* Given problem
Skip the images and return the records below exactly.
***** Records to use
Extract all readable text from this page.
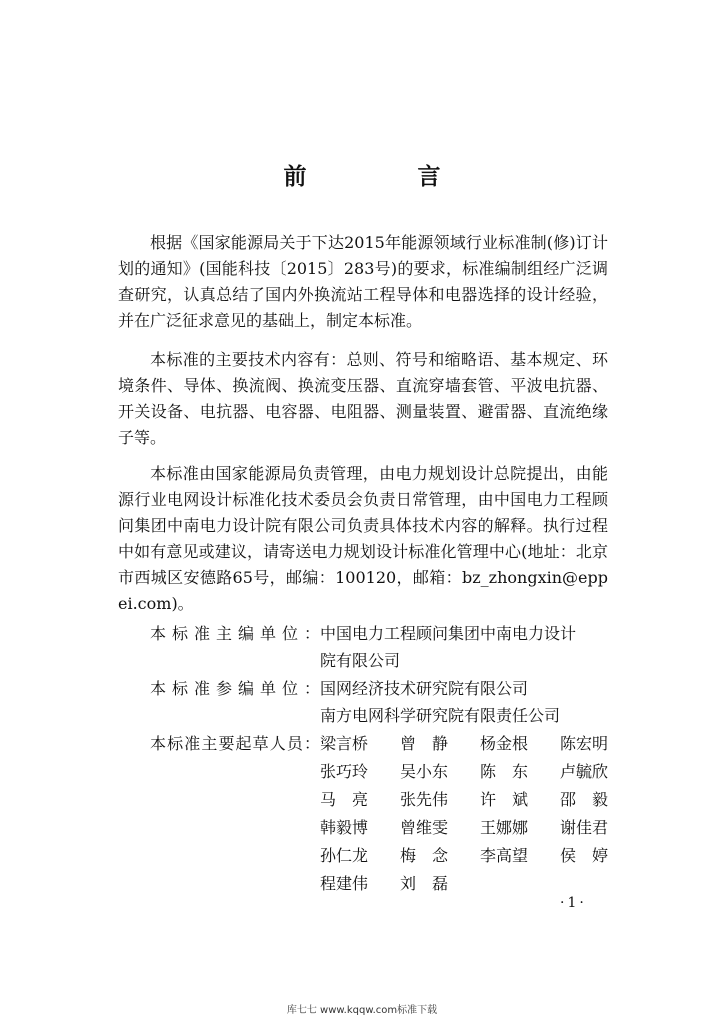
前　言

根据《国家能源局关于下达2015年能源领域行业标准制(修)订计划的通知》(国能科技〔2015〕283号)的要求，标准编制组经广泛调查研究，认真总结了国内外换流站工程导体和电器选择的设计经验，并在广泛征求意见的基础上，制定本标准。

本标准的主要技术内容有：总则、符号和缩略语、基本规定、环境条件、导体、换流阀、换流变压器、直流穿墙套管、平波电抗器、开关设备、电抗器、电容器、电阻器、测量装置、避雷器、直流绝缘子等。

本标准由国家能源局负责管理，由电力规划设计总院提出，由能源行业电网设计标准化技术委员会负责日常管理，由中国电力工程顾问集团中南电力设计院有限公司负责具体技术内容的解释。执行过程中如有意见或建议，请寄送电力规划设计标准化管理中心(地址：北京市西城区安德路65号，邮编：100120，邮箱：bz_zhongxin@eppei.com)。

本标准主编单位： 中国电力工程顾问集团中南电力设计
院有限公司
本标准参编单位： 国网经济技术研究院有限公司
南方电网科学研究院有限责任公司
本标准主要起草人员： 梁言桥	曾　静	杨金根	陈宏明
张巧玲	吴小东	陈　东	卢毓欣
马　亮	张先伟	许　斌	邵　毅
韩毅博	曾维雯	王娜娜	谢佳君
孙仁龙	梅　念	李高望	侯　婷
程建伟	刘　磊
·1·
库七七 www.kqqw.com标准下载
**********
* Completed exercise
Extract all readable text from this page.
前　言

根据《国家能源局关于下达2015年能源领域行业标准制(修)订计划的通知》(国能科技〔2015〕283号)的要求，标准编制组经广泛调查研究，认真总结了国内外换流站工程导体和电器选择的设计经验，并在广泛征求意见的基础上，制定本标准。

本标准的主要技术内容有：总则、符号和缩略语、基本规定、环境条件、导体、换流阀、换流变压器、直流穿墙套管、平波电抗器、开关设备、电抗器、电容器、电阻器、测量装置、避雷器、直流绝缘子等。

本标准由国家能源局负责管理，由电力规划设计总院提出，由能源行业电网设计标准化技术委员会负责日常管理，由中国电力工程顾问集团中南电力设计院有限公司负责具体技术内容的解释。执行过程中如有意见或建议，请寄送电力规划设计标准化管理中心(地址：北京市西城区安德路65号，邮编：100120，邮箱：bz_zhongxin@eppei.com)。

本标准主编单位： 中国电力工程顾问集团中南电力设计
院有限公司
本标准参编单位： 国网经济技术研究院有限公司
南方电网科学研究院有限责任公司
本标准主要起草人员： 梁言桥	曾　静	杨金根	陈宏明
张巧玲	吴小东	陈　东	卢毓欣
马　亮	张先伟	许　斌	邵　毅
韩毅博	曾维雯	王娜娜	谢佳君
孙仁龙	梅　念	李高望	侯　婷
程建伟	刘　磊
·1·
库七七 www.kqqw.com标准下载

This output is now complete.